PROBLEM STATEMENT:
Pull out every line below holding the word "document".

[Saved entries]
◆ ◆ ◆ ◆

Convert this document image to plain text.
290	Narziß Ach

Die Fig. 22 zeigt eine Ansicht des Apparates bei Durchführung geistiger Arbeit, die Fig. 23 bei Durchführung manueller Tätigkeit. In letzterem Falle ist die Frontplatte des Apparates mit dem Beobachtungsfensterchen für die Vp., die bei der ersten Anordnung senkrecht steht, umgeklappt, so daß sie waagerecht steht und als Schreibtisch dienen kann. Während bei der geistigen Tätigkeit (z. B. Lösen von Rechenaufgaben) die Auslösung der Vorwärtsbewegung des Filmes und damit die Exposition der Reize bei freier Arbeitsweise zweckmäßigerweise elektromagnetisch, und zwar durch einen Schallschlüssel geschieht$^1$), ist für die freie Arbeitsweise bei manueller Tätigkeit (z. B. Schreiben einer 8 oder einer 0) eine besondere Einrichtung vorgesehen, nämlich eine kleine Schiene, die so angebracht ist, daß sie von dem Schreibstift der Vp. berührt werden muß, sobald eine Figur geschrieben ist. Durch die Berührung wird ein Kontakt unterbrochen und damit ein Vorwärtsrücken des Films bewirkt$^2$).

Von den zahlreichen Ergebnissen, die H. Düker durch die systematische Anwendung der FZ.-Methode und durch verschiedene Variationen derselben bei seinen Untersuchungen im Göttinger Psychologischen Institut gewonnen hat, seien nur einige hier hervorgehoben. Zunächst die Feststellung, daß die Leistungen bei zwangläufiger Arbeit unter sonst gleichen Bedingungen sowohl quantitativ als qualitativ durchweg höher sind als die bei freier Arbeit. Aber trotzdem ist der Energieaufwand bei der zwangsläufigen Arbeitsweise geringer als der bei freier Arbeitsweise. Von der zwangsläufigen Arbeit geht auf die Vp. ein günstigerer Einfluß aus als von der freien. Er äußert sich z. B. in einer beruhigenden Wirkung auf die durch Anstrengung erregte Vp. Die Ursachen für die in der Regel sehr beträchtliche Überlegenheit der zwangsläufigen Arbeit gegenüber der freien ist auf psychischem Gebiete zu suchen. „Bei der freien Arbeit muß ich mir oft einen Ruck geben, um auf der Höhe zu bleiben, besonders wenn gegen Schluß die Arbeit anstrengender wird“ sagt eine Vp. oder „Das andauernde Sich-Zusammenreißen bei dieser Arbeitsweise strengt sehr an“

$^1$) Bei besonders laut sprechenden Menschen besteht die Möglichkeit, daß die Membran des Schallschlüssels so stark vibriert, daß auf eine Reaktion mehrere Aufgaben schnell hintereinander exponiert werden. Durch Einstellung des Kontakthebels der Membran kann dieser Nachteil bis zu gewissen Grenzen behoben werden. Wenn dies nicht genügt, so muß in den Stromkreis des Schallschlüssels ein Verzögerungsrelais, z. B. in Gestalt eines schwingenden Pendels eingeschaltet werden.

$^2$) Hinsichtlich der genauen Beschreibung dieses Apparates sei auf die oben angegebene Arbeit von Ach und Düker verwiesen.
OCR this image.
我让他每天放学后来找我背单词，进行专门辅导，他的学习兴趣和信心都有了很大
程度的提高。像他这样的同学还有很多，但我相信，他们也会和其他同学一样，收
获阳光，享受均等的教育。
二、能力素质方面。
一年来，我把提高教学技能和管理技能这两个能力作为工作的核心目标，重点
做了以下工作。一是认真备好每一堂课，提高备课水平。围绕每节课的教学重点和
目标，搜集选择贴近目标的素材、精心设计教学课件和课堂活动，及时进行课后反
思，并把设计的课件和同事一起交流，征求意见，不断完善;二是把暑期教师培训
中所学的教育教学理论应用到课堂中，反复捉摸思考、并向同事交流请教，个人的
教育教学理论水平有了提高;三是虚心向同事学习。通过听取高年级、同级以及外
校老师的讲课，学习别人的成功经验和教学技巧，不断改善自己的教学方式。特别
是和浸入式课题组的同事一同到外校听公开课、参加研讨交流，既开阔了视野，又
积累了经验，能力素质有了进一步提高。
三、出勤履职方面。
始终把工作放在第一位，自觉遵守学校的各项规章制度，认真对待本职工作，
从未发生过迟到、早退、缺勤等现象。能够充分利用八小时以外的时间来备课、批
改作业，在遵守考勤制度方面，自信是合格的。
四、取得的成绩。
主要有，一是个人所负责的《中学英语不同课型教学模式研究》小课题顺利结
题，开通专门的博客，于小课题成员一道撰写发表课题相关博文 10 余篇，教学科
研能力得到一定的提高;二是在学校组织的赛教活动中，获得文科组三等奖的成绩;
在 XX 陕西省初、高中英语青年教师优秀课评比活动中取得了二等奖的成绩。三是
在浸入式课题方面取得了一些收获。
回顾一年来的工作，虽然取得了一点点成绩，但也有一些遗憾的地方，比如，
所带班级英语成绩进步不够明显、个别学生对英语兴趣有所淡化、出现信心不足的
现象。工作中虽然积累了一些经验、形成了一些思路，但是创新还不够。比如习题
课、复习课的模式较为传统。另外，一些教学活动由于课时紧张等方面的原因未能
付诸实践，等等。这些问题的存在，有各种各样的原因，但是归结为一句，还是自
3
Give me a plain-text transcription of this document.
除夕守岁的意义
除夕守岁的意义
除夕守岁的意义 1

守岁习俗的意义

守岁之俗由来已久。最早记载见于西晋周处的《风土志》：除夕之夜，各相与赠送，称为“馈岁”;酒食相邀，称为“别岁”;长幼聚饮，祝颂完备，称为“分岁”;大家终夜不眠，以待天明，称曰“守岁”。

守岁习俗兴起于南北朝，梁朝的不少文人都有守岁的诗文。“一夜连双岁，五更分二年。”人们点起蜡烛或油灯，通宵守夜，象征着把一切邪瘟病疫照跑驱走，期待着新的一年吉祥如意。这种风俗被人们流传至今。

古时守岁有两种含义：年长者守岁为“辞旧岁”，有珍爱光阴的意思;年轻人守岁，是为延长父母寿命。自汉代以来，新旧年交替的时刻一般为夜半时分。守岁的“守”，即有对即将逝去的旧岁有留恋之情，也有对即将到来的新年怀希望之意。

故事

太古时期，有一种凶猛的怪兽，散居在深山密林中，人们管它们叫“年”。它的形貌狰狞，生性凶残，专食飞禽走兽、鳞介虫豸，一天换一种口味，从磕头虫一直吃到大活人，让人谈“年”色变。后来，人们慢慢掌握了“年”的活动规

◆ ◆ ◆ ◆

COMPLETE RESPONSE:
Convert this document image to plain text.
Give me a plain-text transcription of this document.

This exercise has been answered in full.